** START Record list **

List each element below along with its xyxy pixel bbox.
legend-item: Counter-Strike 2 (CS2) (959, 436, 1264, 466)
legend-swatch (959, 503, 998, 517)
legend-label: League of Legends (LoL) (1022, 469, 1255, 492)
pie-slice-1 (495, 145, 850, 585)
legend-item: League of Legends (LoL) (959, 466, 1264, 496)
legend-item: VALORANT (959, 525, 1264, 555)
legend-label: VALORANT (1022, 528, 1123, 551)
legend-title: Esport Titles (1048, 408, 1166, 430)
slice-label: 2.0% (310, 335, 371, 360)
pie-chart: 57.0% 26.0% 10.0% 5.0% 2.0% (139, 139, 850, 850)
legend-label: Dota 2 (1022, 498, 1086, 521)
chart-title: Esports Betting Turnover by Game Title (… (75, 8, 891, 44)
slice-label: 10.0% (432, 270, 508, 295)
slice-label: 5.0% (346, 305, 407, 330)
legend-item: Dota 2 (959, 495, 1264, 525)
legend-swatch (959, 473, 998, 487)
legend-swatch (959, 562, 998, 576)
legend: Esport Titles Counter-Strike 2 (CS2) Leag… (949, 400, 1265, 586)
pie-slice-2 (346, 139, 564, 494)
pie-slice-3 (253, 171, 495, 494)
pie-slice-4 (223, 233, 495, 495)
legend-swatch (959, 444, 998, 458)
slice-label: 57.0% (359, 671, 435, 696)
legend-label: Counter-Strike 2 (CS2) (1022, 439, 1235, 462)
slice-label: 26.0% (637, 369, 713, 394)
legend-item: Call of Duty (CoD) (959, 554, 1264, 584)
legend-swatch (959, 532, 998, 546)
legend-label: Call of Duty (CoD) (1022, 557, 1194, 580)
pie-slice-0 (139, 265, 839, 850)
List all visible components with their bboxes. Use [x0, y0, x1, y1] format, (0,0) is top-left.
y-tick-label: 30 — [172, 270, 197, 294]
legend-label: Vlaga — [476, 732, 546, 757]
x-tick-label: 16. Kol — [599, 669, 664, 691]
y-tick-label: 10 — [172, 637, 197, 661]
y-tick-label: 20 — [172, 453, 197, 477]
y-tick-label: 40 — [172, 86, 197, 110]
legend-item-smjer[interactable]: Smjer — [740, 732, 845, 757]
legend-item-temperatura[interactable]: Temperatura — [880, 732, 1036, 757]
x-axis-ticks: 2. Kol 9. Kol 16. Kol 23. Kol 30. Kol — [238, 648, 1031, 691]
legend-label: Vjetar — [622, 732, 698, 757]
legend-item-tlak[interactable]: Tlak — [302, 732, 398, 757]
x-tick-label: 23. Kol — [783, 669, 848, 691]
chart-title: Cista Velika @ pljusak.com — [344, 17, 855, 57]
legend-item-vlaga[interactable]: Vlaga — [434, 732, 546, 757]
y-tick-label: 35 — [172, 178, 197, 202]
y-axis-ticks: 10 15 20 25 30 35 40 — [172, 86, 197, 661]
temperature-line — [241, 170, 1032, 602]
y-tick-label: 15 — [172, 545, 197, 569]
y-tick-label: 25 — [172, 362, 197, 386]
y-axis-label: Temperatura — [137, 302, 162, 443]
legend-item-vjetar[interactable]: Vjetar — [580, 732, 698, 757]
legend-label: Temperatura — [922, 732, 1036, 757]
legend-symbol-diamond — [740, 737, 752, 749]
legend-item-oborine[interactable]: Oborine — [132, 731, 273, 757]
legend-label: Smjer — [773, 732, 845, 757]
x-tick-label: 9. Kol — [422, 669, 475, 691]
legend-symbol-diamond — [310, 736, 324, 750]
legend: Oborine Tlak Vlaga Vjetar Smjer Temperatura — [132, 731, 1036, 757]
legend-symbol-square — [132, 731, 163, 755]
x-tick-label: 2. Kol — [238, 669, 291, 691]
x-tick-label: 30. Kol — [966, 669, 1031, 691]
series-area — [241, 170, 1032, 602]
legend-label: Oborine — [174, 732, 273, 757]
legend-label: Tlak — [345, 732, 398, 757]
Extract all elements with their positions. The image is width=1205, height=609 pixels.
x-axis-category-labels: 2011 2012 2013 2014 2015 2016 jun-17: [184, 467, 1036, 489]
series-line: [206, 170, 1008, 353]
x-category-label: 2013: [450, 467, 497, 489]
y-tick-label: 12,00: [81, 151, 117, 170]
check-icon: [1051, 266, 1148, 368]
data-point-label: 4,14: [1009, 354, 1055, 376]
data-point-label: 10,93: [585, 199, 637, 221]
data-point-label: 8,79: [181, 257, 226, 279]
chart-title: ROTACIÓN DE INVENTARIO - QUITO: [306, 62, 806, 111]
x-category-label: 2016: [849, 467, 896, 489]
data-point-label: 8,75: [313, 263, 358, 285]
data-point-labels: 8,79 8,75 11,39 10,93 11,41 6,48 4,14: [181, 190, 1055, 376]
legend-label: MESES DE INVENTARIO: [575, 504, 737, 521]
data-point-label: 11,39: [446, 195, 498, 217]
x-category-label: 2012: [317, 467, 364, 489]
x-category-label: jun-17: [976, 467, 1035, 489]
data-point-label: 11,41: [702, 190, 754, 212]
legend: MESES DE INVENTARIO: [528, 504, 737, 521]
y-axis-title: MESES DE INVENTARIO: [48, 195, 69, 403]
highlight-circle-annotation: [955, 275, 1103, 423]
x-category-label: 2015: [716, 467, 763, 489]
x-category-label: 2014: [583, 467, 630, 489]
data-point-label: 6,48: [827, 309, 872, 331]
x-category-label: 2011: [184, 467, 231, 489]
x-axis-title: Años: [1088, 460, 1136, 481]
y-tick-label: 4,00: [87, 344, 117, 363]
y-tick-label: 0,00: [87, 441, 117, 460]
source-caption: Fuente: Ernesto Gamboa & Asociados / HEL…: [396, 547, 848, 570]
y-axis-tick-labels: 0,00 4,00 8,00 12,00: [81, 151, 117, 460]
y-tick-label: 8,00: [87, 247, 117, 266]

** END Record list **

» **Description of the task**: Reproduce the full listing above line for line, without changing anything.

» **Complete output**:
List each element below along with its xyxy pixel bbox.
legend-item: Counter-Strike 2 (CS2) (959, 436, 1264, 466)
legend-swatch (959, 503, 998, 517)
legend-label: League of Legends (LoL) (1022, 469, 1255, 492)
pie-slice-1 (495, 145, 850, 585)
legend-item: League of Legends (LoL) (959, 466, 1264, 496)
legend-item: VALORANT (959, 525, 1264, 555)
legend-label: VALORANT (1022, 528, 1123, 551)
legend-title: Esport Titles (1048, 408, 1166, 430)
slice-label: 2.0% (310, 335, 371, 360)
pie-chart: 57.0% 26.0% 10.0% 5.0% 2.0% (139, 139, 850, 850)
legend-label: Dota 2 (1022, 498, 1086, 521)
chart-title: Esports Betting Turnover by Game Title (… (75, 8, 891, 44)
slice-label: 10.0% (432, 270, 508, 295)
slice-label: 5.0% (346, 305, 407, 330)
legend-item: Dota 2 (959, 495, 1264, 525)
legend-swatch (959, 473, 998, 487)
legend-swatch (959, 562, 998, 576)
legend: Esport Titles Counter-Strike 2 (CS2) Leag… (949, 400, 1265, 586)
pie-slice-2 (346, 139, 564, 494)
pie-slice-3 (253, 171, 495, 494)
pie-slice-4 (223, 233, 495, 495)
legend-swatch (959, 444, 998, 458)
slice-label: 57.0% (359, 671, 435, 696)
legend-label: Counter-Strike 2 (CS2) (1022, 439, 1235, 462)
slice-label: 26.0% (637, 369, 713, 394)
legend-item: Call of Duty (CoD) (959, 554, 1264, 584)
legend-swatch (959, 532, 998, 546)
legend-label: Call of Duty (CoD) (1022, 557, 1194, 580)
pie-slice-0 (139, 265, 839, 850)
List all visible components with their bboxes. Use [x0, y0, x1, y1] format, (0,0) is top-left.
y-tick-label: 30 — [172, 270, 197, 294]
legend-label: Vlaga — [476, 732, 546, 757]
x-tick-label: 16. Kol — [599, 669, 664, 691]
y-tick-label: 10 — [172, 637, 197, 661]
y-tick-label: 20 — [172, 453, 197, 477]
y-tick-label: 40 — [172, 86, 197, 110]
legend-item-smjer[interactable]: Smjer — [740, 732, 845, 757]
legend-item-temperatura[interactable]: Temperatura — [880, 732, 1036, 757]
x-axis-ticks: 2. Kol 9. Kol 16. Kol 23. Kol 30. Kol — [238, 648, 1031, 691]
legend-label: Vjetar — [622, 732, 698, 757]
legend-item-tlak[interactable]: Tlak — [302, 732, 398, 757]
x-tick-label: 23. Kol — [783, 669, 848, 691]
chart-title: Cista Velika @ pljusak.com — [344, 17, 855, 57]
legend-item-vlaga[interactable]: Vlaga — [434, 732, 546, 757]
y-tick-label: 35 — [172, 178, 197, 202]
y-axis-ticks: 10 15 20 25 30 35 40 — [172, 86, 197, 661]
temperature-line — [241, 170, 1032, 602]
y-tick-label: 15 — [172, 545, 197, 569]
y-tick-label: 25 — [172, 362, 197, 386]
y-axis-label: Temperatura — [137, 302, 162, 443]
legend-item-vjetar[interactable]: Vjetar — [580, 732, 698, 757]
legend-label: Temperatura — [922, 732, 1036, 757]
legend-symbol-diamond — [740, 737, 752, 749]
legend-item-oborine[interactable]: Oborine — [132, 731, 273, 757]
legend-label: Smjer — [773, 732, 845, 757]
x-tick-label: 9. Kol — [422, 669, 475, 691]
legend-symbol-diamond — [310, 736, 324, 750]
legend: Oborine Tlak Vlaga Vjetar Smjer Temperatura — [132, 731, 1036, 757]
legend-symbol-square — [132, 731, 163, 755]
x-tick-label: 2. Kol — [238, 669, 291, 691]
x-tick-label: 30. Kol — [966, 669, 1031, 691]
series-area — [241, 170, 1032, 602]
legend-label: Oborine — [174, 732, 273, 757]
legend-label: Tlak — [345, 732, 398, 757]
Extract all elements with their positions. The image is width=1205, height=609 pixels.
x-axis-category-labels: 2011 2012 2013 2014 2015 2016 jun-17: [184, 467, 1036, 489]
series-line: [206, 170, 1008, 353]
x-category-label: 2013: [450, 467, 497, 489]
y-tick-label: 12,00: [81, 151, 117, 170]
check-icon: [1051, 266, 1148, 368]
data-point-label: 4,14: [1009, 354, 1055, 376]
data-point-label: 10,93: [585, 199, 637, 221]
data-point-label: 8,79: [181, 257, 226, 279]
chart-title: ROTACIÓN DE INVENTARIO - QUITO: [306, 62, 806, 111]
x-category-label: 2016: [849, 467, 896, 489]
data-point-label: 8,75: [313, 263, 358, 285]
data-point-labels: 8,79 8,75 11,39 10,93 11,41 6,48 4,14: [181, 190, 1055, 376]
legend-label: MESES DE INVENTARIO: [575, 504, 737, 521]
data-point-label: 11,39: [446, 195, 498, 217]
x-category-label: 2012: [317, 467, 364, 489]
x-category-label: jun-17: [976, 467, 1035, 489]
data-point-label: 11,41: [702, 190, 754, 212]
legend: MESES DE INVENTARIO: [528, 504, 737, 521]
y-axis-title: MESES DE INVENTARIO: [48, 195, 69, 403]
highlight-circle-annotation: [955, 275, 1103, 423]
x-category-label: 2015: [716, 467, 763, 489]
x-category-label: 2014: [583, 467, 630, 489]
data-point-label: 6,48: [827, 309, 872, 331]
x-category-label: 2011: [184, 467, 231, 489]
x-axis-title: Años: [1088, 460, 1136, 481]
y-tick-label: 4,00: [87, 344, 117, 363]
y-tick-label: 0,00: [87, 441, 117, 460]
source-caption: Fuente: Ernesto Gamboa & Asociados / HEL…: [396, 547, 848, 570]
y-axis-tick-labels: 0,00 4,00 8,00 12,00: [81, 151, 117, 460]
y-tick-label: 8,00: [87, 247, 117, 266]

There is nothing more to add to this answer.